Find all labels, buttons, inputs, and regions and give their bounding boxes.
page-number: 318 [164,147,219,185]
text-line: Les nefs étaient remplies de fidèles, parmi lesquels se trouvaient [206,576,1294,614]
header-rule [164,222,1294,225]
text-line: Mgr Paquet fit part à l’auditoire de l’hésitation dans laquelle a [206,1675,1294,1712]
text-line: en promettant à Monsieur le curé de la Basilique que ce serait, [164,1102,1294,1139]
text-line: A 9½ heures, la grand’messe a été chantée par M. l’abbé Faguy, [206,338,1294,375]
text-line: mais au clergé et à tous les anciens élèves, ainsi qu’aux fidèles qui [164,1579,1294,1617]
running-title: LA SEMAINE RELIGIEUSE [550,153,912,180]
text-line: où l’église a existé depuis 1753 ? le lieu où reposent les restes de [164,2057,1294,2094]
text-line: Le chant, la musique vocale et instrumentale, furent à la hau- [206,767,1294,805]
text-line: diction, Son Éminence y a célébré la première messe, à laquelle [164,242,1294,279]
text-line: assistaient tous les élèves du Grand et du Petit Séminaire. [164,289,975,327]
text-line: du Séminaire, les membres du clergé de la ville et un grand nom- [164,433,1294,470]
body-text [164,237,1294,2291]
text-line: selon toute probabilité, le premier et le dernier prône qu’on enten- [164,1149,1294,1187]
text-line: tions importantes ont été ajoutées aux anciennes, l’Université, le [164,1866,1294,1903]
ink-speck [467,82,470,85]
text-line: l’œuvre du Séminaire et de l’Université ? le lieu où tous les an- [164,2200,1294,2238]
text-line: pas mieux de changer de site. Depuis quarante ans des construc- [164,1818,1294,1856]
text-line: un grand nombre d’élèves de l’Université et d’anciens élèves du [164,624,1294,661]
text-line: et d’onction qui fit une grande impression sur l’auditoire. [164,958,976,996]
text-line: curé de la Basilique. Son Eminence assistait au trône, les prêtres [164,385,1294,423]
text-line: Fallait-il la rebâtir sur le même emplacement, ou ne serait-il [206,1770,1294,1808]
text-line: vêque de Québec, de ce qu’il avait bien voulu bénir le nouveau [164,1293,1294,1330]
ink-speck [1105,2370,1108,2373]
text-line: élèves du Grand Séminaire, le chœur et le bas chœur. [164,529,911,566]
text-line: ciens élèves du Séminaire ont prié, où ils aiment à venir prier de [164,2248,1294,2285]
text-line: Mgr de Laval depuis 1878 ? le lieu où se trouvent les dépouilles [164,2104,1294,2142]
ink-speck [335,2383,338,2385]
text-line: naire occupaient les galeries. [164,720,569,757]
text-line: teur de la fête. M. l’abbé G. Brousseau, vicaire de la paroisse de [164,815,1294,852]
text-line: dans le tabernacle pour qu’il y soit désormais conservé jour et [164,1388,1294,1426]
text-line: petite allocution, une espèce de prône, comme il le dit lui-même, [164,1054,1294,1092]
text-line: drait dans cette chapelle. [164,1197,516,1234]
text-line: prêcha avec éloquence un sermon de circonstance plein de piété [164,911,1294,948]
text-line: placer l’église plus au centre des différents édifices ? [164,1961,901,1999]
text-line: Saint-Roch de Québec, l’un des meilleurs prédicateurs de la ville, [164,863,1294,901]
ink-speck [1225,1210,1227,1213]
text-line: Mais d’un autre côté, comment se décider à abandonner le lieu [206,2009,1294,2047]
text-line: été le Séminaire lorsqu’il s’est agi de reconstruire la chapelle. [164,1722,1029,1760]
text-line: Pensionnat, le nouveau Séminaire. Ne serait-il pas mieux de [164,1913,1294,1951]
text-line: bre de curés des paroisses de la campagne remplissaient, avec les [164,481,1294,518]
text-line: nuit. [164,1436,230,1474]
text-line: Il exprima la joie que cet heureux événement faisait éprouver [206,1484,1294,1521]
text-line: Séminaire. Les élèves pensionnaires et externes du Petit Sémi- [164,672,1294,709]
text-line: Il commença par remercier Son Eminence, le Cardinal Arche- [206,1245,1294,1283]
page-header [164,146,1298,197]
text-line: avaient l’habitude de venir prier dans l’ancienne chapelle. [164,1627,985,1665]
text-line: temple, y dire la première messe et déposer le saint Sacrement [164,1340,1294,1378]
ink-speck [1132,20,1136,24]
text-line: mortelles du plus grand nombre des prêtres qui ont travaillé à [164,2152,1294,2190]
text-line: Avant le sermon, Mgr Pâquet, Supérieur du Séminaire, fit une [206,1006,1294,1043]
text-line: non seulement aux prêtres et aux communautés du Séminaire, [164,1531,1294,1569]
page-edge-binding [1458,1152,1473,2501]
###
#### Consignes de travail:
Recopiez mot pour mot l'ensemble des lignes ci-dessus, sans en omettre ni en modifier aucune.

#### Réponse écrite:
Find all labels, buttons, inputs, and regions and give their bounding boxes.
page-number: 318 [164,147,219,185]
text-line: Les nefs étaient remplies de fidèles, parmi lesquels se trouvaient [206,576,1294,614]
header-rule [164,222,1294,225]
text-line: Mgr Paquet fit part à l’auditoire de l’hésitation dans laquelle a [206,1675,1294,1712]
text-line: en promettant à Monsieur le curé de la Basilique que ce serait, [164,1102,1294,1139]
text-line: A 9½ heures, la grand’messe a été chantée par M. l’abbé Faguy, [206,338,1294,375]
text-line: mais au clergé et à tous les anciens élèves, ainsi qu’aux fidèles qui [164,1579,1294,1617]
running-title: LA SEMAINE RELIGIEUSE [550,153,912,180]
text-line: où l’église a existé depuis 1753 ? le lieu où reposent les restes de [164,2057,1294,2094]
text-line: Le chant, la musique vocale et instrumentale, furent à la hau- [206,767,1294,805]
text-line: diction, Son Éminence y a célébré la première messe, à laquelle [164,242,1294,279]
text-line: assistaient tous les élèves du Grand et du Petit Séminaire. [164,289,975,327]
text-line: du Séminaire, les membres du clergé de la ville et un grand nom- [164,433,1294,470]
body-text [164,237,1294,2291]
text-line: selon toute probabilité, le premier et le dernier prône qu’on enten- [164,1149,1294,1187]
text-line: tions importantes ont été ajoutées aux anciennes, l’Université, le [164,1866,1294,1903]
ink-speck [467,82,470,85]
text-line: l’œuvre du Séminaire et de l’Université ? le lieu où tous les an- [164,2200,1294,2238]
text-line: pas mieux de changer de site. Depuis quarante ans des construc- [164,1818,1294,1856]
text-line: un grand nombre d’élèves de l’Université et d’anciens élèves du [164,624,1294,661]
text-line: et d’onction qui fit une grande impression sur l’auditoire. [164,958,976,996]
text-line: curé de la Basilique. Son Eminence assistait au trône, les prêtres [164,385,1294,423]
text-line: Fallait-il la rebâtir sur le même emplacement, ou ne serait-il [206,1770,1294,1808]
text-line: vêque de Québec, de ce qu’il avait bien voulu bénir le nouveau [164,1293,1294,1330]
ink-speck [1105,2370,1108,2373]
text-line: élèves du Grand Séminaire, le chœur et le bas chœur. [164,529,911,566]
text-line: ciens élèves du Séminaire ont prié, où ils aiment à venir prier de [164,2248,1294,2285]
text-line: Mgr de Laval depuis 1878 ? le lieu où se trouvent les dépouilles [164,2104,1294,2142]
ink-speck [335,2383,338,2385]
text-line: naire occupaient les galeries. [164,720,569,757]
text-line: teur de la fête. M. l’abbé G. Brousseau, vicaire de la paroisse de [164,815,1294,852]
text-line: dans le tabernacle pour qu’il y soit désormais conservé jour et [164,1388,1294,1426]
text-line: petite allocution, une espèce de prône, comme il le dit lui-même, [164,1054,1294,1092]
text-line: drait dans cette chapelle. [164,1197,516,1234]
text-line: prêcha avec éloquence un sermon de circonstance plein de piété [164,911,1294,948]
text-line: placer l’église plus au centre des différents édifices ? [164,1961,901,1999]
text-line: Saint-Roch de Québec, l’un des meilleurs prédicateurs de la ville, [164,863,1294,901]
ink-speck [1225,1210,1227,1213]
text-line: Mais d’un autre côté, comment se décider à abandonner le lieu [206,2009,1294,2047]
text-line: été le Séminaire lorsqu’il s’est agi de reconstruire la chapelle. [164,1722,1029,1760]
text-line: Pensionnat, le nouveau Séminaire. Ne serait-il pas mieux de [164,1913,1294,1951]
text-line: bre de curés des paroisses de la campagne remplissaient, avec les [164,481,1294,518]
text-line: nuit. [164,1436,230,1474]
text-line: Il exprima la joie que cet heureux événement faisait éprouver [206,1484,1294,1521]
text-line: Séminaire. Les élèves pensionnaires et externes du Petit Sémi- [164,672,1294,709]
text-line: Il commença par remercier Son Eminence, le Cardinal Arche- [206,1245,1294,1283]
page-header [164,146,1298,197]
text-line: avaient l’habitude de venir prier dans l’ancienne chapelle. [164,1627,985,1665]
text-line: temple, y dire la première messe et déposer le saint Sacrement [164,1340,1294,1378]
ink-speck [1132,20,1136,24]
text-line: mortelles du plus grand nombre des prêtres qui ont travaillé à [164,2152,1294,2190]
text-line: Avant le sermon, Mgr Pâquet, Supérieur du Séminaire, fit une [206,1006,1294,1043]
text-line: non seulement aux prêtres et aux communautés du Séminaire, [164,1531,1294,1569]
page-edge-binding [1458,1152,1473,2501]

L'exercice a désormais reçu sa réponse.